PROBLEM TO WORK ON
Determine how many lines contain the string "również". Reply with that figure and nothing else.

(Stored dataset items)
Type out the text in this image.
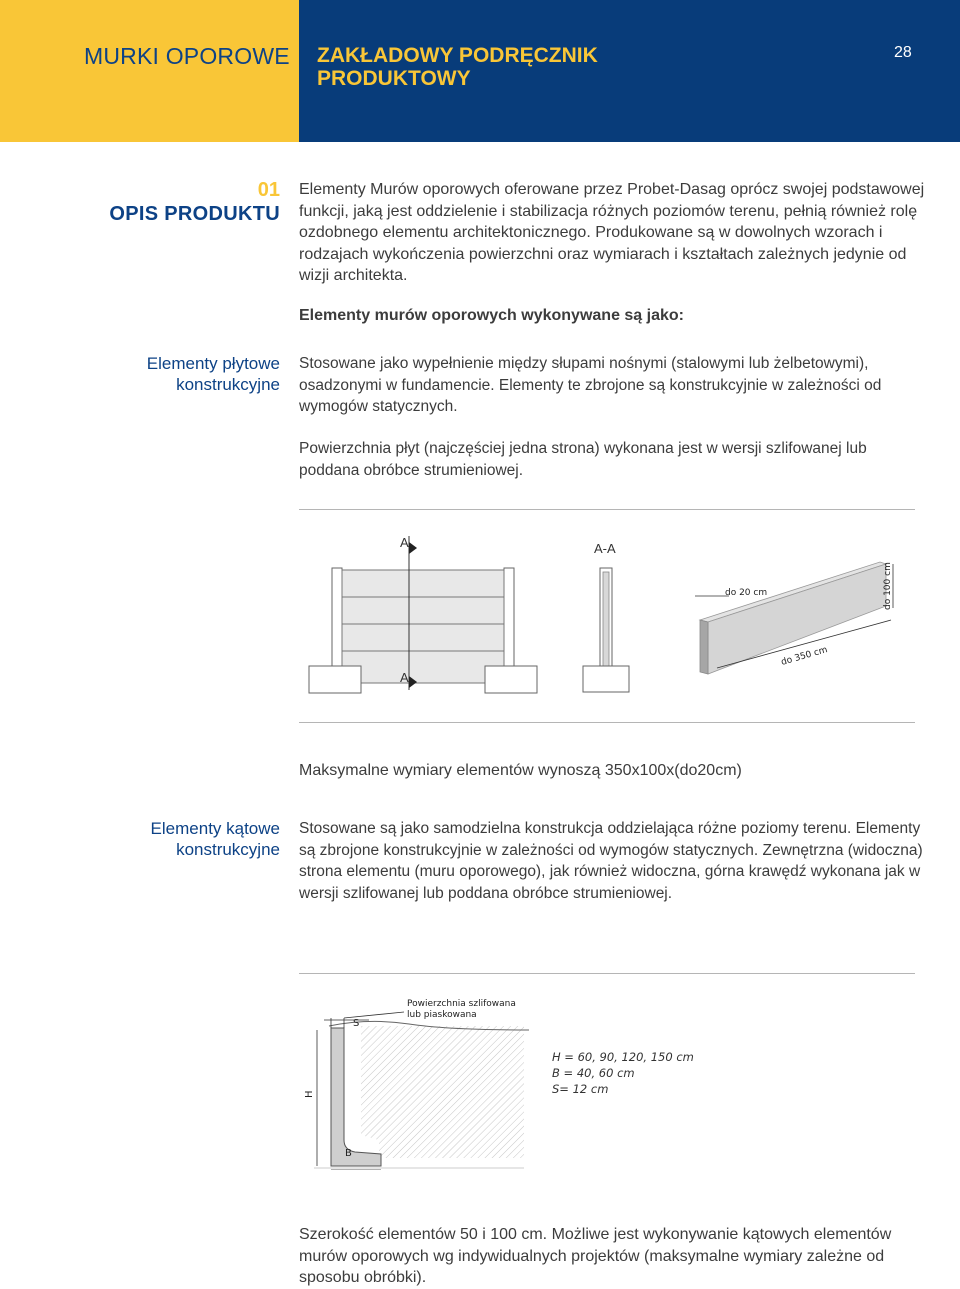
MURKI OPOROWE ZAKŁADOWY PODRĘCZNIK PRODUKTOWY
28
01
OPIS PRODUKTU
Elementy Murów oporowych oferowane przez Probet-Dasag oprócz swojej podstawowej funkcji, jaką jest oddzielenie i stabilizacja różnych poziomów terenu, pełnią również rolę ozdobnego elementu architektonicznego. Produkowane są w dowolnych wzorach i rodzajach wykończenia powierzchni oraz wymiarach i kształtach zależnych jedynie od wizji architekta.
Elementy murów oporowych wykonywane są jako:
Elementy płytowe konstrukcyjne
Stosowane jako wypełnienie między słupami nośnymi (stalowymi lub żelbetowymi), osadzonymi w fundamencie. Elementy te zbrojone są konstrukcyjnie w zależności od wymogów statycznych.
Powierzchnia płyt (najczęściej jedna strona) wykonana jest w wersji szlifowanej lub poddana obróbce strumieniowej.
A
A
A-A
do 20 cm	do 100 cm
do 350 cm
Maksymalne wymiary elementów wynoszą 350x100x(do20cm)
Elementy kątowe konstrukcyjne
Stosowane są jako samodzielna konstrukcja oddzielająca różne poziomy terenu. Elementy są zbrojone konstrukcyjnie w zależności od wymogów statycznych. Zewnętrzna (widoczna) strona elementu (muru oporowego), jak również widoczna, górna krawędź wykonana jak w wersji szlifowanej lub poddana obróbce strumieniowej.
Powierzchnia szlifowana
lub piaskowana
S
H
B
H = 60, 90, 120, 150 cm
B = 40, 60 cm
S= 12 cm
Szerokość elementów 50 i 100 cm. Możliwe jest wykonywanie kątowych elementów murów oporowych wg indywidualnych projektów (maksymalne wymiary zależne od sposobu obróbki).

WRITTEN REPLY
2